Listed entries -
=-=-=-=-=

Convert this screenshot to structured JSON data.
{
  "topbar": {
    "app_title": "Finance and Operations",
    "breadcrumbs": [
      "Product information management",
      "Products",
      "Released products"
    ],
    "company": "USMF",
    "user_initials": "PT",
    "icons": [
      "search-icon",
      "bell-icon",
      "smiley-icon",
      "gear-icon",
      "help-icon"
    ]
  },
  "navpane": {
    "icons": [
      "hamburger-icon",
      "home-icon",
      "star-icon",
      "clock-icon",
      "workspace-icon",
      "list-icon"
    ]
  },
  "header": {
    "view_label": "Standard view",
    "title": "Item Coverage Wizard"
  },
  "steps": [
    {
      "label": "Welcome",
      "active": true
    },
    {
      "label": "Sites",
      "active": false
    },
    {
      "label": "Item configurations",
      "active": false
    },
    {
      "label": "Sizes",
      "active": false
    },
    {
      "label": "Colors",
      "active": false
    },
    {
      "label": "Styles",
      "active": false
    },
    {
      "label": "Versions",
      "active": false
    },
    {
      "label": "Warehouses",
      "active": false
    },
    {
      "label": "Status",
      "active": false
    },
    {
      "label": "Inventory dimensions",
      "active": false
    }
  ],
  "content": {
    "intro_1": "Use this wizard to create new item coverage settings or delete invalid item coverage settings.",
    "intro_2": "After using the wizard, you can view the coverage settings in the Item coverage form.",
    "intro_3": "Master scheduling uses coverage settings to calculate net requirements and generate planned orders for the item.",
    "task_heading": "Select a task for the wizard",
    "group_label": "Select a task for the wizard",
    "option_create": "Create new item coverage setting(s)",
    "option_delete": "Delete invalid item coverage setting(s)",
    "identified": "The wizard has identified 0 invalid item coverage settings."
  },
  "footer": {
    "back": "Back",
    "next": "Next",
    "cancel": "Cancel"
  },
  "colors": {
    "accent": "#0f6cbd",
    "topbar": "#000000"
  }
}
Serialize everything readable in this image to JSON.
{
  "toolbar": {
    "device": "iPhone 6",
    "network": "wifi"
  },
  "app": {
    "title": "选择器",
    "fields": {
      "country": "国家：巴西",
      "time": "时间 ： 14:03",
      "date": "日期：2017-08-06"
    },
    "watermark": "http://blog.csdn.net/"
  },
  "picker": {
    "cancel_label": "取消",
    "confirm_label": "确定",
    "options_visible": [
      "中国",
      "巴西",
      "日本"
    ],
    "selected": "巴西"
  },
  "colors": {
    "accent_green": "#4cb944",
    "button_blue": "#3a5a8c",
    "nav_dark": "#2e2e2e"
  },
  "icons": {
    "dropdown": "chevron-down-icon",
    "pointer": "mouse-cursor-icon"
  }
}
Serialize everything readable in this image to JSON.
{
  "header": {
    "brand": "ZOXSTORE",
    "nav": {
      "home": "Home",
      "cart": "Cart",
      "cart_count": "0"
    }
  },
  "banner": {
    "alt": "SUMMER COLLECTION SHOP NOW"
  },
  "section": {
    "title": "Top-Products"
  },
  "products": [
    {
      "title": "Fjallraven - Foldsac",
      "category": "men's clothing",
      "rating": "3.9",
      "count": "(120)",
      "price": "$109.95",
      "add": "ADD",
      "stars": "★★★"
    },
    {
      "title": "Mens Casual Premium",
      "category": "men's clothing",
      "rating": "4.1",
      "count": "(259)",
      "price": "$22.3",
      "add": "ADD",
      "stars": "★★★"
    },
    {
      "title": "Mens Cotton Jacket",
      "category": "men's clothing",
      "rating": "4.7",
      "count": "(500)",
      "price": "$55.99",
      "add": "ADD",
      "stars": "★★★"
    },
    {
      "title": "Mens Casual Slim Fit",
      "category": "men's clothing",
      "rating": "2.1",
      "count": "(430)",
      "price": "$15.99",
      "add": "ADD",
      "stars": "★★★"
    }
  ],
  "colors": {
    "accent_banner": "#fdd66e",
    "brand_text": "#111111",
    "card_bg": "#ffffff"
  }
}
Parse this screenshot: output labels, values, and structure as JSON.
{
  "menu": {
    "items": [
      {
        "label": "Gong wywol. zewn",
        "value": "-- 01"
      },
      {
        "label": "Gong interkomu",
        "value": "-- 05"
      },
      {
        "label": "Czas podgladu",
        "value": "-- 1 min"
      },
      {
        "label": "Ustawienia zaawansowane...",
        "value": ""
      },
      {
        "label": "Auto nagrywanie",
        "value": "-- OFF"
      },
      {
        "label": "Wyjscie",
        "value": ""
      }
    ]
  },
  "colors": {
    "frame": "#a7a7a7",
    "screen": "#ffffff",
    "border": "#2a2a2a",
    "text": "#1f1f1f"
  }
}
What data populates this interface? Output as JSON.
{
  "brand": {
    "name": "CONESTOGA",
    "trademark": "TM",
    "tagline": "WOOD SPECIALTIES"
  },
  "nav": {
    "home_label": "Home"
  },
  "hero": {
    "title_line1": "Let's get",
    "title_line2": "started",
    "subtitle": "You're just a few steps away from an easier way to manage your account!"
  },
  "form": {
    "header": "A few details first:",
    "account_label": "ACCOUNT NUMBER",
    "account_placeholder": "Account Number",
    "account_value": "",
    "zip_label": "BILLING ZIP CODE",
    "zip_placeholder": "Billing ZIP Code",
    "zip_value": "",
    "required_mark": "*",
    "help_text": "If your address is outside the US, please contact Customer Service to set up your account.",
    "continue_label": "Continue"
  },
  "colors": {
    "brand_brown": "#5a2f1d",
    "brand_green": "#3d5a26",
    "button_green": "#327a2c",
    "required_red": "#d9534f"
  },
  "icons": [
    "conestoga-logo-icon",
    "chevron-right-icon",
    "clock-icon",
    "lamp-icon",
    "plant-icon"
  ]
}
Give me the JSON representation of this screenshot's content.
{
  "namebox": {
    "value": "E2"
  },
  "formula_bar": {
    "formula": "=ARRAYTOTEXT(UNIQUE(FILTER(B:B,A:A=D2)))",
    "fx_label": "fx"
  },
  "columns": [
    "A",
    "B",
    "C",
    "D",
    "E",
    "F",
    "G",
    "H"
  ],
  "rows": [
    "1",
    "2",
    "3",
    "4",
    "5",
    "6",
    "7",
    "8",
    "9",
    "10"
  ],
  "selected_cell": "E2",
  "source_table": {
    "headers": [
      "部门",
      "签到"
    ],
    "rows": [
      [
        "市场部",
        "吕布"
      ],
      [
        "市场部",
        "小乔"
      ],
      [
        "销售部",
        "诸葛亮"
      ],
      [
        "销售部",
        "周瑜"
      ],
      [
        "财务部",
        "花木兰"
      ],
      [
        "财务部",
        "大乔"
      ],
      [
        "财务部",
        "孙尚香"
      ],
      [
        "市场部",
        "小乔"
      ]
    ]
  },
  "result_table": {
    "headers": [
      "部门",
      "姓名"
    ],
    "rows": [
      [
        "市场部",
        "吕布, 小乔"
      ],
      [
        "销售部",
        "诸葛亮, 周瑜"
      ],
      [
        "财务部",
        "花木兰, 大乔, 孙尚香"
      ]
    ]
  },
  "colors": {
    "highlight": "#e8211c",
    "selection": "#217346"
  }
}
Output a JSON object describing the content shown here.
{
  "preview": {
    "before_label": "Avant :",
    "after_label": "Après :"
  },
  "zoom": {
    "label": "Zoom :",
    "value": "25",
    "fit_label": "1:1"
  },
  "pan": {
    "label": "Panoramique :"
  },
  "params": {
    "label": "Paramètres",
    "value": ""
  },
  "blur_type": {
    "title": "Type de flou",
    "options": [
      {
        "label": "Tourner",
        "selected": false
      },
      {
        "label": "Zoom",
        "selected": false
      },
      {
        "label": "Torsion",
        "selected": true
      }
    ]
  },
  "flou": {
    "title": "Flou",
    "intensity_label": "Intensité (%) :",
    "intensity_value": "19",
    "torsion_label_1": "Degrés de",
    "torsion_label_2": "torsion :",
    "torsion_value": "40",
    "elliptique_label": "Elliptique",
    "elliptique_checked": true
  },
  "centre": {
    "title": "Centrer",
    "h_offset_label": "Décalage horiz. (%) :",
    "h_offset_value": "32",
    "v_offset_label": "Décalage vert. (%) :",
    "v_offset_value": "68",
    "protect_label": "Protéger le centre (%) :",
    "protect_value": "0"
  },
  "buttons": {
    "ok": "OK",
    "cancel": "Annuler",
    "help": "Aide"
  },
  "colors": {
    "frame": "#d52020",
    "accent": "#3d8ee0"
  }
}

=-=-=-=-=

What to produce - Look through the data and show every line containing "rating".

Task output -
      "rating": "3.9",
      "rating": "4.1",
      "rating": "4.7",
      "rating": "2.1",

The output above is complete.